Groovy is a versatile & very powerful language to code with, as a Java super set it enables a Java programmer to write its code with all the known Java idioms & progress into Groovy land in small steps, in this post ill present two techniques that I find to be very powerful.
The first is closure initialization, in Java land its common that when we have an object A which uses another object B with non trivial construction code (which depends on A's input) than we write all the initialization code of B inside A constructor:
class ComplexInit { // our B
// ... some state that need to be initialized by users of this class
}
class UsesComplex {// our A
private ComplexInit v
def UsesComplex(){
v = new ComplexInit()
//.. some complex initialization logic which depends on UsesComplex
}
}
Another common practice is to create a factory that will encapsulate the initialization of ComplexInit class taking A as input:
class ComplexInitFactory {
def createComplexWith(UsesComplex u){
// initialization code which depends on
}
}
Groovy offers another way which I named "closure initialization":
class UsesComplex{
private ComplexInit val = {
def result = new ComplexInit()
// more logic here
}()
def UsesComplex(){
// ComplexInit is initialized above
}
}
Note that we are embedding a closure within the UsesComplex class & call it immediately after it has been defined, this resembles static initializer code blocks in Java except that it not static at all, the anonymous closure has access to its surrounding scope & can access other data members during its run:
class UsesComplex{
def today = new Date()
private ComplexInit val = {
def result = new ComplexInit()
result.a = today
result
}()
}
By separating our constructors into initialization blocks we modularize the construction of our object, making our code more readable & DRY (no separation between deceleration & initialization).
Another interesting technique is dynamic method dispatch, in Groovy we can dispatch methods like so:
class Target{
def methodA(){ println 'hey'}
}
new Target().methodA()
new Target()."methodA"()// this works too!
This means that we can dispatch methods according to run time logic:
class Target{
def calcA(){'a'}
def calcB(){'b'}
def calcC(){'c'}
def notCalc(){'d'}
}
def t = new Target()
def calcs = t.metaClass.methods.findAll{it.name.startsWith('calc')}.collect{it.name}
calcs.each{println t."$it"()}// will print a b c
Its true that Java reflection has similar capabilities however the Java API is very verbose & not as elegant, use this technique with care since it may result with hard to read code!
Thats about it for this post, let me know if you find these techniques useful in your code.

* What you will do: Rewrite the paragraph in the Groovy post above that begins "Note that we are embedding a closure" as a short bulleted list that keeps its main facts.

* Record extracts:

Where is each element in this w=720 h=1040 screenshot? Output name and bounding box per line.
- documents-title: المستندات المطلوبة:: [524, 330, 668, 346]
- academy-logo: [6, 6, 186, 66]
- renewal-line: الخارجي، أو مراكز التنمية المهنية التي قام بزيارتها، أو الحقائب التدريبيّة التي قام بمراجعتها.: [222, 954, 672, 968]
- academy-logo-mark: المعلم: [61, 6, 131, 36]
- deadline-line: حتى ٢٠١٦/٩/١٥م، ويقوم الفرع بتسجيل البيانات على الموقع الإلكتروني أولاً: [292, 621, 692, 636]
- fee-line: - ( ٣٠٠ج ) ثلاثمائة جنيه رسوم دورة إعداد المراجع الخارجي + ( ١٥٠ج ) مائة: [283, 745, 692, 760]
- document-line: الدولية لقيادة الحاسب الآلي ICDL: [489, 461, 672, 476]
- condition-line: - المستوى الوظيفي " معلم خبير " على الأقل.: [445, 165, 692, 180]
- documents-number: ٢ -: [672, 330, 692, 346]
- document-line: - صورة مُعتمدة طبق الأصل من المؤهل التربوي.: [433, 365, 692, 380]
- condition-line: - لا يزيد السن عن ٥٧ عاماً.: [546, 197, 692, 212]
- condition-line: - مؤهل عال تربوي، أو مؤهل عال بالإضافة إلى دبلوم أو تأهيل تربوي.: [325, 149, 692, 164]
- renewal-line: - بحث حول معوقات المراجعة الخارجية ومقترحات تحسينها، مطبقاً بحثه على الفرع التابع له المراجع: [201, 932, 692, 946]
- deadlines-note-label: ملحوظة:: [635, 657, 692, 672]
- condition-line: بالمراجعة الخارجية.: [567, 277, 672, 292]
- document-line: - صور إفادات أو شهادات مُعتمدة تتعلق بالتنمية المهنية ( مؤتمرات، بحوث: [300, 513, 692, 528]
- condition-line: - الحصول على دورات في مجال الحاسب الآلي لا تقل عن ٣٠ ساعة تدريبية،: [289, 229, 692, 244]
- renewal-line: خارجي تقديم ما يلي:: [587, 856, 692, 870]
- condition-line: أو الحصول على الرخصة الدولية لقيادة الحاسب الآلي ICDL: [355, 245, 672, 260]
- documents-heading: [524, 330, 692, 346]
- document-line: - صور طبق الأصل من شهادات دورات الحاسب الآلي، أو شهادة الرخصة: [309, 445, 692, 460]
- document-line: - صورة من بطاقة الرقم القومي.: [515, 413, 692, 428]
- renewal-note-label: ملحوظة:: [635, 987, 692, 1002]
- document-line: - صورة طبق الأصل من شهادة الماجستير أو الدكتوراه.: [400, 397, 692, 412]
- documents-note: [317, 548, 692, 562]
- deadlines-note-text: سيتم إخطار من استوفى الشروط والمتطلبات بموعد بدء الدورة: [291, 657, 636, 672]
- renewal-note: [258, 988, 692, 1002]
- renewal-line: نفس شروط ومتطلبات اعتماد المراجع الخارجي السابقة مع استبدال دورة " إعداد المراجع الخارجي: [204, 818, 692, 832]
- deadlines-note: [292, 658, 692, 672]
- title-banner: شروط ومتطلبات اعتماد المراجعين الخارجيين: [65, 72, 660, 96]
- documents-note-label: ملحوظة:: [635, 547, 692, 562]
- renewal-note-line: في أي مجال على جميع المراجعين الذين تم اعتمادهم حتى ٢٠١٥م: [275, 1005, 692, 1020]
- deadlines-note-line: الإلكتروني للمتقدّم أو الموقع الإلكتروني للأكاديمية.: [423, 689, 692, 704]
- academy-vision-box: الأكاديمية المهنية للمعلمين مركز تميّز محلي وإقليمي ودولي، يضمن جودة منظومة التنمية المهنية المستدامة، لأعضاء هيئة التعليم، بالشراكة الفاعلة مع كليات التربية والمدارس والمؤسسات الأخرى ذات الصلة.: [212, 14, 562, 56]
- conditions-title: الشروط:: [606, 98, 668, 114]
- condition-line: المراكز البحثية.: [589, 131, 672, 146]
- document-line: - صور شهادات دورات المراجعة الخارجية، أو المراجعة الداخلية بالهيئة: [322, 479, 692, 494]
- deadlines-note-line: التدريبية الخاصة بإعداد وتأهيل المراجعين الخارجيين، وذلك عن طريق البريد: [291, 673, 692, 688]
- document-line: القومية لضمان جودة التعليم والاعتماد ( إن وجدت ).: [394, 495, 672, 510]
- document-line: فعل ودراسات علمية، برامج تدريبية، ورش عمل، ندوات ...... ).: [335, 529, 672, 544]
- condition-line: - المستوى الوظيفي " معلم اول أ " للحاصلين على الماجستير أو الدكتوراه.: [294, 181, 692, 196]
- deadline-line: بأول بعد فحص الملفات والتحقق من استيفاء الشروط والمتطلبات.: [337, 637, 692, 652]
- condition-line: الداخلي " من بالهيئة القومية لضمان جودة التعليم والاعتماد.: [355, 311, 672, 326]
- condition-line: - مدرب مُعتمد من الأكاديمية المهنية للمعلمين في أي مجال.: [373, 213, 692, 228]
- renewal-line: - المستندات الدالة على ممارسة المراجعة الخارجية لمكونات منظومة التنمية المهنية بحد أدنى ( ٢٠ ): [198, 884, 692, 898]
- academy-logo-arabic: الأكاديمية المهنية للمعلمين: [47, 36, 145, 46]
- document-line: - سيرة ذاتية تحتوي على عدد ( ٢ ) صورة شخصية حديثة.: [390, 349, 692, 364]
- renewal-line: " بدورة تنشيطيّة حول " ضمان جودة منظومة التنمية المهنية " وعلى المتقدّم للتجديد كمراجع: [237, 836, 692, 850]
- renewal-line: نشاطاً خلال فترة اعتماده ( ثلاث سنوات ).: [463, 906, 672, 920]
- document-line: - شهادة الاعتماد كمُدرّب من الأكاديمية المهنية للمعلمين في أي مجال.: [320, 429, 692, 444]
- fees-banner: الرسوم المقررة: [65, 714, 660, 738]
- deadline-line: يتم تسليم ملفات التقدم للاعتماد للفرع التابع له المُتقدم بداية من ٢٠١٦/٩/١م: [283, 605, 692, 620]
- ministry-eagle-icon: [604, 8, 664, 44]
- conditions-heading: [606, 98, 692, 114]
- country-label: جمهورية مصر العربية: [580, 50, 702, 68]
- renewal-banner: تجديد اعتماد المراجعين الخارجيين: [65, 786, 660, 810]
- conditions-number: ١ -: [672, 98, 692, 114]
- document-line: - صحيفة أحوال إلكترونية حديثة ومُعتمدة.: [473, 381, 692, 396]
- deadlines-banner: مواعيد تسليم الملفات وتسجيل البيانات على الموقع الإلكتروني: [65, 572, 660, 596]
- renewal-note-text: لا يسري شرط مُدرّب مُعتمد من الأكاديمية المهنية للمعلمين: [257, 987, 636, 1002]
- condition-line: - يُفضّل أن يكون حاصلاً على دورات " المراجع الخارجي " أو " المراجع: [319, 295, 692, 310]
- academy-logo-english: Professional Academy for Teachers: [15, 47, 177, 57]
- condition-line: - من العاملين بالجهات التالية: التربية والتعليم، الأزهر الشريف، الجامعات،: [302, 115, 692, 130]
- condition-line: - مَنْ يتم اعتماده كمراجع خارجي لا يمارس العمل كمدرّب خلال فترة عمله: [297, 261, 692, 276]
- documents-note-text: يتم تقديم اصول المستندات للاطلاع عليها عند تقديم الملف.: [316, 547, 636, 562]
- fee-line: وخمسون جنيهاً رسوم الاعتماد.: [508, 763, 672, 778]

* Task answer:
- A closure is embedded in the UsesComplex class and called immediately after it is defined.
- This resembles a static initializer block in Java, except that it is not static.
- The anonymous closure has access to its surrounding scope and can access other data members while it runs.